**EXERCISE REQUIREMENTS**. Take every line from the listing below that contains "leitos".

**ITEMS**.
....
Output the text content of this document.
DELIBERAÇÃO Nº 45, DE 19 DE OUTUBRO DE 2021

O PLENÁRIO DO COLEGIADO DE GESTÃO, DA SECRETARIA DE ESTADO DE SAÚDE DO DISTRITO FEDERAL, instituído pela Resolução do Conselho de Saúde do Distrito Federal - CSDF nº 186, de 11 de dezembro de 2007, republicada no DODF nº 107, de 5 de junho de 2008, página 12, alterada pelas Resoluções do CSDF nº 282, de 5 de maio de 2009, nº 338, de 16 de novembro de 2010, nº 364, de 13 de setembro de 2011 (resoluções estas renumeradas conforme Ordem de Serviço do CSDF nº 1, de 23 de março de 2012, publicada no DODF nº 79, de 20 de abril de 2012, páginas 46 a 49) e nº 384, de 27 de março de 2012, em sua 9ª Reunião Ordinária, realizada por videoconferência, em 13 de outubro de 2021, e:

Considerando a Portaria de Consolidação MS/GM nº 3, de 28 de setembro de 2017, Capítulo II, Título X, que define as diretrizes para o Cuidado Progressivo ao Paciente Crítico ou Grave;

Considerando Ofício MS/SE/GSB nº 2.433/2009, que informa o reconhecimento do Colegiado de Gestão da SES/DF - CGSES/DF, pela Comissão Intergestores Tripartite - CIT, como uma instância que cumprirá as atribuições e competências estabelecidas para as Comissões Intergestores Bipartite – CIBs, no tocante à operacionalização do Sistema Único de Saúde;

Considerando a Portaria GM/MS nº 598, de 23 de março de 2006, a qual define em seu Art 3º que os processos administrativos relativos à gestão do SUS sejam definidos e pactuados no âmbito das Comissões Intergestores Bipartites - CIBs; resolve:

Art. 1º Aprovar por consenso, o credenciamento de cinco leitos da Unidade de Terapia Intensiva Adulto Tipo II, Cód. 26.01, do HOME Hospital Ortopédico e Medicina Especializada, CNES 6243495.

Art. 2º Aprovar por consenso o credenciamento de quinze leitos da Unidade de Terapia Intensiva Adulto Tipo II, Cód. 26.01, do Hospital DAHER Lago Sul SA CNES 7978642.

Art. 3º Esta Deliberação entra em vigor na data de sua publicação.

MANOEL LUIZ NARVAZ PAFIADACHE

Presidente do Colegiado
....
**OUTPUT OF THE EXERCISE**.
Art. 1º Aprovar por consenso, o credenciamento de cinco leitos da Unidade de Terapia Intensiva Adulto Tipo II, Cód. 26.01, do HOME Hospital Ortopédico e Medicina Especializada, CNES 6243495.
Art. 2º Aprovar por consenso o credenciamento de quinze leitos da Unidade de Terapia Intensiva Adulto Tipo II, Cód. 26.01, do Hospital DAHER Lago Sul SA CNES 7978642.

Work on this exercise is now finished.